Go through the data below and gather each line containing "content".
+---+
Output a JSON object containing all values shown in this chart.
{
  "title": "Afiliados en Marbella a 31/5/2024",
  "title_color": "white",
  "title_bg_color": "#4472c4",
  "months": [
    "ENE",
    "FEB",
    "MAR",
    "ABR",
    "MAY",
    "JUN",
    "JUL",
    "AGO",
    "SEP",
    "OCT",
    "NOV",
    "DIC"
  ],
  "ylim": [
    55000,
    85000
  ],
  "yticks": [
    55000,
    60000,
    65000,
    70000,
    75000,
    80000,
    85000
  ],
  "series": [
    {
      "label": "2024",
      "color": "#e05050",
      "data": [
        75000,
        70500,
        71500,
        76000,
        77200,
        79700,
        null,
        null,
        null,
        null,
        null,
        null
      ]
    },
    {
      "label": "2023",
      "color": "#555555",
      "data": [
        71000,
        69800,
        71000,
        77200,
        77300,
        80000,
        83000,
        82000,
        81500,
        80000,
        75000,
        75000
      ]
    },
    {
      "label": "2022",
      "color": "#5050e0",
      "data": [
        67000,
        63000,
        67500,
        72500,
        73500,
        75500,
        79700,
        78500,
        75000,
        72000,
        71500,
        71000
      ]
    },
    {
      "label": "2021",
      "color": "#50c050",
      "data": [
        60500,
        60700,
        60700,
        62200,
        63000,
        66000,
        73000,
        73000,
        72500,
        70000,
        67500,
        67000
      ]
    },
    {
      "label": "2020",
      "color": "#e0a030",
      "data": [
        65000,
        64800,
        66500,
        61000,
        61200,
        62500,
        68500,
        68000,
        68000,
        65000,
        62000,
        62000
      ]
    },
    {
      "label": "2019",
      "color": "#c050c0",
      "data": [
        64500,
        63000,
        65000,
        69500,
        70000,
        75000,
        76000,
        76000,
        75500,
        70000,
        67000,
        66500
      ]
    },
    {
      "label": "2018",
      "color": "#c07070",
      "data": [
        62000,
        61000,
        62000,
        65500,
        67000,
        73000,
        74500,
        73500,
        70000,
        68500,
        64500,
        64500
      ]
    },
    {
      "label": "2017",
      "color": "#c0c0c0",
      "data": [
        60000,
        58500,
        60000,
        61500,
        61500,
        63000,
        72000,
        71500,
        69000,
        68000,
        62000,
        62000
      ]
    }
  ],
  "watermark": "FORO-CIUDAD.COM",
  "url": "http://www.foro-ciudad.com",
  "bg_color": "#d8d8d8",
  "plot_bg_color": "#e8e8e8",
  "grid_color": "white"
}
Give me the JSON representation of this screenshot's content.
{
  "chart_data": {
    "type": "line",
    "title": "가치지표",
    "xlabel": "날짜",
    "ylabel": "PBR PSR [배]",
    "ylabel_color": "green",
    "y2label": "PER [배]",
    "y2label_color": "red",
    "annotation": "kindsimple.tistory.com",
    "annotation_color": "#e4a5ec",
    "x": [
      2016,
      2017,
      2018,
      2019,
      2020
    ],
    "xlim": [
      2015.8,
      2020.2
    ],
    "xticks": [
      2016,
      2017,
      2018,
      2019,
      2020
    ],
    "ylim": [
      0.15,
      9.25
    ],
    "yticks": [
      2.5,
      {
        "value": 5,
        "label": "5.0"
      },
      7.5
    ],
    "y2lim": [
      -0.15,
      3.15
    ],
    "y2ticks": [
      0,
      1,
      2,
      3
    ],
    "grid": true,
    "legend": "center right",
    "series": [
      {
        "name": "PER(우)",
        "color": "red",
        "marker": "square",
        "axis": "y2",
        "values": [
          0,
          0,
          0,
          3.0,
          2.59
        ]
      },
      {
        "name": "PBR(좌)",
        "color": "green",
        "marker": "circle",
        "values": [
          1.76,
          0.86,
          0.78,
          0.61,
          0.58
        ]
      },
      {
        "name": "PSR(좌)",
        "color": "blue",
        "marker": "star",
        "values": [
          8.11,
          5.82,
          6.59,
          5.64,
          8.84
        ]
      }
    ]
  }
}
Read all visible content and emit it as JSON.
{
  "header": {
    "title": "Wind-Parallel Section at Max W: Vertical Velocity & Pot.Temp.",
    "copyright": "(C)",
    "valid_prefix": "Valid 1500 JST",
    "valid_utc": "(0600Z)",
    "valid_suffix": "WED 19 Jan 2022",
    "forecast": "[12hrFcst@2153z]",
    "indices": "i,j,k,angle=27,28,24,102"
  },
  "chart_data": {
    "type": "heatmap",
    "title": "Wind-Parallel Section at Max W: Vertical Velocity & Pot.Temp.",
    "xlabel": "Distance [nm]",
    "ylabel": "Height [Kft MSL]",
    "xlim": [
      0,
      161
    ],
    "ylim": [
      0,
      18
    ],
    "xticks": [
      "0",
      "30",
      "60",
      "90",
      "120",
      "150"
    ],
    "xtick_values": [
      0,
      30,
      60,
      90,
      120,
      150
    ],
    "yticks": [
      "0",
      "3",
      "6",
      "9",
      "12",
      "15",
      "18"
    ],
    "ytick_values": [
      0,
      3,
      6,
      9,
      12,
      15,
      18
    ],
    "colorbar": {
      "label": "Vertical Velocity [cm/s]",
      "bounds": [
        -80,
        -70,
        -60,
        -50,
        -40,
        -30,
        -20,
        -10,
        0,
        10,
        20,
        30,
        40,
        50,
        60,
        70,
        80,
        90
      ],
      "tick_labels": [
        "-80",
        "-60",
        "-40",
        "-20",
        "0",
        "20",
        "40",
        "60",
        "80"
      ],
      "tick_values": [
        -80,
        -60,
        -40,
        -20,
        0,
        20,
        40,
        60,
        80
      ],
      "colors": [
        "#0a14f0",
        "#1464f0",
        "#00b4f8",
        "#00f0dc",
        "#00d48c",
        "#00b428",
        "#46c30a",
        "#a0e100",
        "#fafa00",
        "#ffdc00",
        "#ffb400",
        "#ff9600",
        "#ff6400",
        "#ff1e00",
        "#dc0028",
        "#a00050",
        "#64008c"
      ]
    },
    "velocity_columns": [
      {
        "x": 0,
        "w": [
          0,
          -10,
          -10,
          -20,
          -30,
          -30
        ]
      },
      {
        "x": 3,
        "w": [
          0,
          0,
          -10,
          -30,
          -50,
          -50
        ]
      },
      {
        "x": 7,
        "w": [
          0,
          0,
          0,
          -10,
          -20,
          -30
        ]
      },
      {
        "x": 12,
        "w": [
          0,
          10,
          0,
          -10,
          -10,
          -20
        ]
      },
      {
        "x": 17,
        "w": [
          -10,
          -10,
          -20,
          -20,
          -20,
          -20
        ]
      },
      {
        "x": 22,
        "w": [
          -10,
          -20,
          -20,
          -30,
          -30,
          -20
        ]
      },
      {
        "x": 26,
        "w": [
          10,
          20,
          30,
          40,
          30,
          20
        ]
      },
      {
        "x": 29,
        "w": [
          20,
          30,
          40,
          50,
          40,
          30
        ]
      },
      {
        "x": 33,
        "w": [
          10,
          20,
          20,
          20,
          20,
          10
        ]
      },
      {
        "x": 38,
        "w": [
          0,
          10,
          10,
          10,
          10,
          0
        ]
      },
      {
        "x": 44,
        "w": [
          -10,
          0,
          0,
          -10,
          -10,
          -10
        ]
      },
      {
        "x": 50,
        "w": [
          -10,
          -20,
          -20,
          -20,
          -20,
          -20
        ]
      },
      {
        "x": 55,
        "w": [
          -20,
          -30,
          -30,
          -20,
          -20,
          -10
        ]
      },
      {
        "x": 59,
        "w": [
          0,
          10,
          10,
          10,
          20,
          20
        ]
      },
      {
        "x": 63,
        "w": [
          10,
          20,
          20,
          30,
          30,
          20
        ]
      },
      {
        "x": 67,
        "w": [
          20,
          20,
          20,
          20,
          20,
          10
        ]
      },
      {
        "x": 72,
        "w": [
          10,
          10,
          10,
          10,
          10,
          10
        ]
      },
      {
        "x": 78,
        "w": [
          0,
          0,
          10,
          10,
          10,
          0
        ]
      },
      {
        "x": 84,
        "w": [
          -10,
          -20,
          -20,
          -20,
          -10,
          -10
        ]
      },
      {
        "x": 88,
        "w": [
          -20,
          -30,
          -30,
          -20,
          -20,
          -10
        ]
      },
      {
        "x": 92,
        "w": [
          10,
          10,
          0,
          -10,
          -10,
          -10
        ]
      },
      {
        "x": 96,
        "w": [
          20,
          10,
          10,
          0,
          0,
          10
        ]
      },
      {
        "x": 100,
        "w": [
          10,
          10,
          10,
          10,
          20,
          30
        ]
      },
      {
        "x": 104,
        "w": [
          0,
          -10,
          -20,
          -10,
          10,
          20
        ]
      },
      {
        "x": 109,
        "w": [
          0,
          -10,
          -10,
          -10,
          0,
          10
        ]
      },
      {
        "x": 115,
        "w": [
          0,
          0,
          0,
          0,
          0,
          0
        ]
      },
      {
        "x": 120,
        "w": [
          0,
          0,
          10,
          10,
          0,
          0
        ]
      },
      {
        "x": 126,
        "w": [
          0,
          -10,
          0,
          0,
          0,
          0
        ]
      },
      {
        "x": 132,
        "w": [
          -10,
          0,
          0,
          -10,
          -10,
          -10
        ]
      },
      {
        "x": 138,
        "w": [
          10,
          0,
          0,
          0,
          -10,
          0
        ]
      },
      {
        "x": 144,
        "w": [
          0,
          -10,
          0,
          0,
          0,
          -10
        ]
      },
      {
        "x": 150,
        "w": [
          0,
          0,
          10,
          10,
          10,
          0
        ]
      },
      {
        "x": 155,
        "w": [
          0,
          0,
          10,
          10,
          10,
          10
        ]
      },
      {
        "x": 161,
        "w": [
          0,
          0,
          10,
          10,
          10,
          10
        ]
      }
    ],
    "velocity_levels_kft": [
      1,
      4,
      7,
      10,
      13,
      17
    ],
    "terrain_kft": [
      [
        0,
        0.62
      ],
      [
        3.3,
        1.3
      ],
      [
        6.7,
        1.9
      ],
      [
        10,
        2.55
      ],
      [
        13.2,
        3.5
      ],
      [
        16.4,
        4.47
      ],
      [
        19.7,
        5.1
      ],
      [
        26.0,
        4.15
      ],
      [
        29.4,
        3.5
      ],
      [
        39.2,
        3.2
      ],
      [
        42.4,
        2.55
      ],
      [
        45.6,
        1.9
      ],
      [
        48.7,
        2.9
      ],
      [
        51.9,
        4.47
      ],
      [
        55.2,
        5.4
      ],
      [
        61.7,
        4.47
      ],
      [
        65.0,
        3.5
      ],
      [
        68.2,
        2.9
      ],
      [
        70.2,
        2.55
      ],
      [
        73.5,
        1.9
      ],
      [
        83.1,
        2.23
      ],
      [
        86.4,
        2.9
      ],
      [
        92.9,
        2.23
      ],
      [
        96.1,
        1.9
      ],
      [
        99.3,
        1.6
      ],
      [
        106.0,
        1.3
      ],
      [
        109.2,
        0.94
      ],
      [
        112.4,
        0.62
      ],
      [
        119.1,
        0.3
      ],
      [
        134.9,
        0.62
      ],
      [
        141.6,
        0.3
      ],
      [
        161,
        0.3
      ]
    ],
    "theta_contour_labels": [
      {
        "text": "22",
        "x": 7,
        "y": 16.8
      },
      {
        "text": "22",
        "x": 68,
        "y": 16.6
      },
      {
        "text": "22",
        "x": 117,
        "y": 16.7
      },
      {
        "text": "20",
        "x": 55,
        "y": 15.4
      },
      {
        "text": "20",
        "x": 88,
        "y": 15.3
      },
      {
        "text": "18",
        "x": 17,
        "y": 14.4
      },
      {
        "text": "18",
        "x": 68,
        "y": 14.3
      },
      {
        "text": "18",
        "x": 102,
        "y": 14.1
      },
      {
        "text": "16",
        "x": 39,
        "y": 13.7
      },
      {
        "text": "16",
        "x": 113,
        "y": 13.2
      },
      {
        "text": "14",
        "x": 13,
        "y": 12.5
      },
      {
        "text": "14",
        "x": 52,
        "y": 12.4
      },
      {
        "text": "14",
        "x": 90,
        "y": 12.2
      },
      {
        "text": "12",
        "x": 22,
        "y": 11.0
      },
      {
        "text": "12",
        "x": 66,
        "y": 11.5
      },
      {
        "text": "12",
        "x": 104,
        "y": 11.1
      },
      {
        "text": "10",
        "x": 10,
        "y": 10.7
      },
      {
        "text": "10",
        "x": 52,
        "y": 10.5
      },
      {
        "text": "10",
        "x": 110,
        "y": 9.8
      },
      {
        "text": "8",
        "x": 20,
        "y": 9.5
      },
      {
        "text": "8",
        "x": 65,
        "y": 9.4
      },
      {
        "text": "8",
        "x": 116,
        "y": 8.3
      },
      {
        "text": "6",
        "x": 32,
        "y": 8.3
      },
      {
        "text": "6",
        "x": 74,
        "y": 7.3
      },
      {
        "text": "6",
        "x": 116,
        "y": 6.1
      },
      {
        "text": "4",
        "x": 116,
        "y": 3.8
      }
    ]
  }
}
+---+
> **EXERCISE SOLUTION**:
Give me the JSON representation of this screenshot's content.
Read all visible content and emit it as JSON.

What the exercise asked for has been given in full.